**Directions for this task:**
Return the number of lines holding "Luzon", with nothing added.

Records from a dataset:

----

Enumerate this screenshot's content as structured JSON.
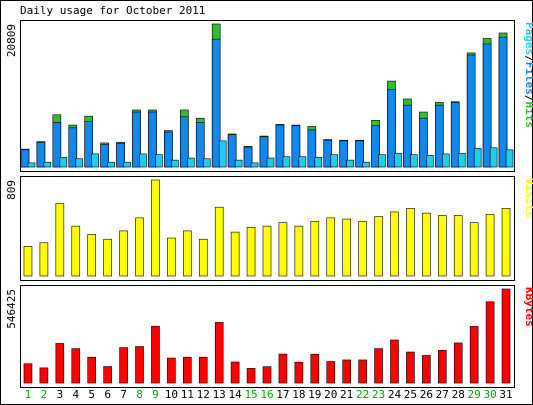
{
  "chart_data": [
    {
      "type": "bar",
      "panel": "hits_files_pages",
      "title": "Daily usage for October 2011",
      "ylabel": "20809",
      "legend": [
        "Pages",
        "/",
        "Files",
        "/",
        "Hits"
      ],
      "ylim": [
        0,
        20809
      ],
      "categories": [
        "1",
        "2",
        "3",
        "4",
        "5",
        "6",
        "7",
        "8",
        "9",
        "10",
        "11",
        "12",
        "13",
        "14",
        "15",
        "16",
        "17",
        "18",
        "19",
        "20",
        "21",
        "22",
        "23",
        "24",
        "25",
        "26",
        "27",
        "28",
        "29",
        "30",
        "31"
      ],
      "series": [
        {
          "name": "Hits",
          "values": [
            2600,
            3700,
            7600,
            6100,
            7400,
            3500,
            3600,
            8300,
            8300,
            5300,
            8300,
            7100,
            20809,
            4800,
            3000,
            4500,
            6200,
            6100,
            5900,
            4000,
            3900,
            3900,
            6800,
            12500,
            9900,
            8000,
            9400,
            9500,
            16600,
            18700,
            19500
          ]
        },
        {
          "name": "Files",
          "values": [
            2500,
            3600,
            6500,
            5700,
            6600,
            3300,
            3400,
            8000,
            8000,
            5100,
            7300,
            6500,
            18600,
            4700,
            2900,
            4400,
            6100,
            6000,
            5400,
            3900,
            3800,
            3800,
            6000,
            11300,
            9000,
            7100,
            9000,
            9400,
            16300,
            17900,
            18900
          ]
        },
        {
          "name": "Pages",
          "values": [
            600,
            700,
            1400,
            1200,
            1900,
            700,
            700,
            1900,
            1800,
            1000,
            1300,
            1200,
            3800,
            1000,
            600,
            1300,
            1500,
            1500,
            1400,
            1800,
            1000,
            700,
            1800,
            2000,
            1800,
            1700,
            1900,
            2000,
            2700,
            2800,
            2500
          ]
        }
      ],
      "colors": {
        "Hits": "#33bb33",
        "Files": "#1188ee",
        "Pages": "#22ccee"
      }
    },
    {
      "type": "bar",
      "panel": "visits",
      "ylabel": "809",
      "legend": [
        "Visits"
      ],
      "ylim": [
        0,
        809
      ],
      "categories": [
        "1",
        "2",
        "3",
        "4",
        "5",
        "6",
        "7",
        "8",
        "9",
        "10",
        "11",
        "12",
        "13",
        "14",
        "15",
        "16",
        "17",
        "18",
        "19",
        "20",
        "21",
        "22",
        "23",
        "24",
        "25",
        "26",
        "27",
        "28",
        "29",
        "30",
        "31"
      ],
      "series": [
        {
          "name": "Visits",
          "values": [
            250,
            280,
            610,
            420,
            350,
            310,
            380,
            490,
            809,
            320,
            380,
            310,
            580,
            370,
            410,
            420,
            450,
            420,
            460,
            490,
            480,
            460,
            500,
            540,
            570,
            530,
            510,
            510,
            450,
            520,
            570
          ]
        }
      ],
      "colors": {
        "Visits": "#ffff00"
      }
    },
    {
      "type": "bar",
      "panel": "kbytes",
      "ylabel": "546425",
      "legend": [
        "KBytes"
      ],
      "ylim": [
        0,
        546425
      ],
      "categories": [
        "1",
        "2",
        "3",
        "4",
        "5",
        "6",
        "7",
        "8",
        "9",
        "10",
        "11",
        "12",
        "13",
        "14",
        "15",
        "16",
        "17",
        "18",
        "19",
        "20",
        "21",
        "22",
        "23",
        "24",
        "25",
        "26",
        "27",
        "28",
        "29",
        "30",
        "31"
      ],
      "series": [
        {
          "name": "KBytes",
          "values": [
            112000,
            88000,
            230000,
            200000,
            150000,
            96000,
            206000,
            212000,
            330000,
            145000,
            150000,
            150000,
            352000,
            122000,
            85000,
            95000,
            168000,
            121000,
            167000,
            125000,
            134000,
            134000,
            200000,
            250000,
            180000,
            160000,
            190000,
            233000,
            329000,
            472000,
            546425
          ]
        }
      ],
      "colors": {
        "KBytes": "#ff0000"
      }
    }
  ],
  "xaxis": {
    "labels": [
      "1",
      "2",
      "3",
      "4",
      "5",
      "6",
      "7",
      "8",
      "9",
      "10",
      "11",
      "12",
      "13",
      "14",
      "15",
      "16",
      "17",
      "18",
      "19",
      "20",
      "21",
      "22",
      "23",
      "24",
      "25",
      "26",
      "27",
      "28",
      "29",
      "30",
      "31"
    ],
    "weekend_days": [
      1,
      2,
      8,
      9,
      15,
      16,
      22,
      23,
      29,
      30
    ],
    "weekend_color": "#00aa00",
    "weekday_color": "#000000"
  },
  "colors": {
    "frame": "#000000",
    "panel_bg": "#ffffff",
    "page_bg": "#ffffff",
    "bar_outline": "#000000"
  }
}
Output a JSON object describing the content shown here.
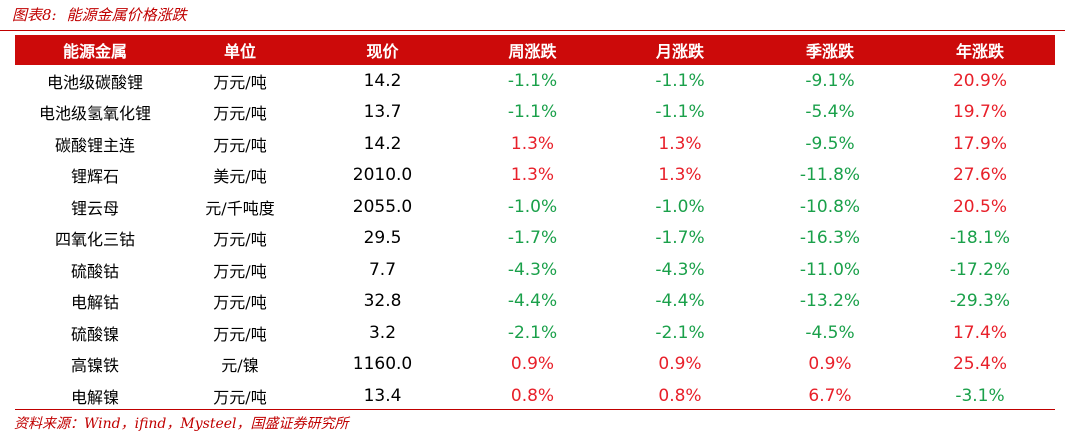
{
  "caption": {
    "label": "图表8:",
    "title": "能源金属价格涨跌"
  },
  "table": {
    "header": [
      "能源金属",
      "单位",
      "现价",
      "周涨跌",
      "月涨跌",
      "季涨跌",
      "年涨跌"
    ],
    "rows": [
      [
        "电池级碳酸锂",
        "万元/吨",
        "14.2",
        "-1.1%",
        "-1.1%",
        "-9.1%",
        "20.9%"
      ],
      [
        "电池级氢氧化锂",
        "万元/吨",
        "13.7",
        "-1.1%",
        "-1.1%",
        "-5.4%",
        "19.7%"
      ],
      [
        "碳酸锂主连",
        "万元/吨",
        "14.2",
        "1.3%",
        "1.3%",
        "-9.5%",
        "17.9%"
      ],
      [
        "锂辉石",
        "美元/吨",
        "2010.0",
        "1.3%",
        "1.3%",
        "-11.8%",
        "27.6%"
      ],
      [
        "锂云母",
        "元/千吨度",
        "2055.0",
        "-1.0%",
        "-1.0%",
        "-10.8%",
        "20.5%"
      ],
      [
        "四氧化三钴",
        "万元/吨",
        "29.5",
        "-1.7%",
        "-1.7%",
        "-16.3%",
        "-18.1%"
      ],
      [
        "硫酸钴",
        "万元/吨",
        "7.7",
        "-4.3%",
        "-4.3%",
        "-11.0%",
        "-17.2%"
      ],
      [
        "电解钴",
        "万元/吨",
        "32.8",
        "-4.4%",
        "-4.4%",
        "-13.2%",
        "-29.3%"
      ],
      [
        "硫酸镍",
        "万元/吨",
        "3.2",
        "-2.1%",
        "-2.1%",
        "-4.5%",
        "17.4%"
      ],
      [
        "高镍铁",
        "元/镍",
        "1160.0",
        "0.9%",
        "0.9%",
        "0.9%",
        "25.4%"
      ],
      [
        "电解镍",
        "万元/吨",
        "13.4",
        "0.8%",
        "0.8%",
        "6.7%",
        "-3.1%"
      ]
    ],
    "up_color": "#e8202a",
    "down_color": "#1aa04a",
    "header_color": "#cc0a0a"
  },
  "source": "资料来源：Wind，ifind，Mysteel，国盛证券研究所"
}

----

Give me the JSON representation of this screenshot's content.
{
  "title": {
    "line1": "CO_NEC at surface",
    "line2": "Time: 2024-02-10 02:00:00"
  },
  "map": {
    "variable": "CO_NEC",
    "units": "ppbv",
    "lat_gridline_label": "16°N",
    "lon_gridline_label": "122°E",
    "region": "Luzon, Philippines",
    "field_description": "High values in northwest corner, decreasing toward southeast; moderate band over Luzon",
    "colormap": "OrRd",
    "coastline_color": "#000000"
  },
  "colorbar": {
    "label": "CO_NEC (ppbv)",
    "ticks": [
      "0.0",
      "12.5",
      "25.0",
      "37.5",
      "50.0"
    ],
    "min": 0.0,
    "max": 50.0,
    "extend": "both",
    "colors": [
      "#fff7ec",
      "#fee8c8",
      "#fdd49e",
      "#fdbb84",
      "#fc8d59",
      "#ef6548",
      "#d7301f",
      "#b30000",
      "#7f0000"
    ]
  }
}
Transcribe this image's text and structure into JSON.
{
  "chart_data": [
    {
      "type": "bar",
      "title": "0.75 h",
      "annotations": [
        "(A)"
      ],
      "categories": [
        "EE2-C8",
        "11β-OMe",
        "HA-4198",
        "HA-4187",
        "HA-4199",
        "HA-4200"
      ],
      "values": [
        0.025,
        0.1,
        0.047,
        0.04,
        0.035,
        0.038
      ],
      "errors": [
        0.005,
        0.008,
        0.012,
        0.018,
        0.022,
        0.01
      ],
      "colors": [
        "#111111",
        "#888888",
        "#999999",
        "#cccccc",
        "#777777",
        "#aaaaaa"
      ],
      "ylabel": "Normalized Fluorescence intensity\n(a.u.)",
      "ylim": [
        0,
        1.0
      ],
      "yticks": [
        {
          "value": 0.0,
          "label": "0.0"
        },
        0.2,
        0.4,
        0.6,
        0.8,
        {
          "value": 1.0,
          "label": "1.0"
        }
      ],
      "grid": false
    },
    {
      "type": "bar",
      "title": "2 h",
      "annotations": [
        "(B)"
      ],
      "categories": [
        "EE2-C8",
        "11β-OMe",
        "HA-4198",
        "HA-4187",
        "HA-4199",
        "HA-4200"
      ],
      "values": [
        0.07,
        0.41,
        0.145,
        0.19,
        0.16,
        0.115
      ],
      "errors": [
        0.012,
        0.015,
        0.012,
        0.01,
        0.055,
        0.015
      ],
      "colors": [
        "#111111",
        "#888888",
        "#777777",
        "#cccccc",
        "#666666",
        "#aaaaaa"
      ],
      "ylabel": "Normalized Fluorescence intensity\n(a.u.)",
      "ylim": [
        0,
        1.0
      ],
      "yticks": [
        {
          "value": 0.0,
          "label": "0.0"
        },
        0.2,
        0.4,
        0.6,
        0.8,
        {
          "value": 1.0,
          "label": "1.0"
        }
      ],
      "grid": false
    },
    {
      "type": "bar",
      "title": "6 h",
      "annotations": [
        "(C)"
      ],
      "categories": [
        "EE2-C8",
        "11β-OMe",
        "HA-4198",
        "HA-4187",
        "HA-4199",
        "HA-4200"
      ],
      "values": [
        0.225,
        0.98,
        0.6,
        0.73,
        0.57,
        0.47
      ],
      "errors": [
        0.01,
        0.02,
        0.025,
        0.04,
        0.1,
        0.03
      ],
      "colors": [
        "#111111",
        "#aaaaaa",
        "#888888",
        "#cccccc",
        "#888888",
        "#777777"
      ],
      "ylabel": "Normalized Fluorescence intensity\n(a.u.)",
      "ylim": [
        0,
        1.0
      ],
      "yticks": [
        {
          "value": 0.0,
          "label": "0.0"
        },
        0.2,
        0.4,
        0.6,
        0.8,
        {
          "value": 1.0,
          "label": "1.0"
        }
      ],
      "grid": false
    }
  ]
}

----

**Problem solution:**
2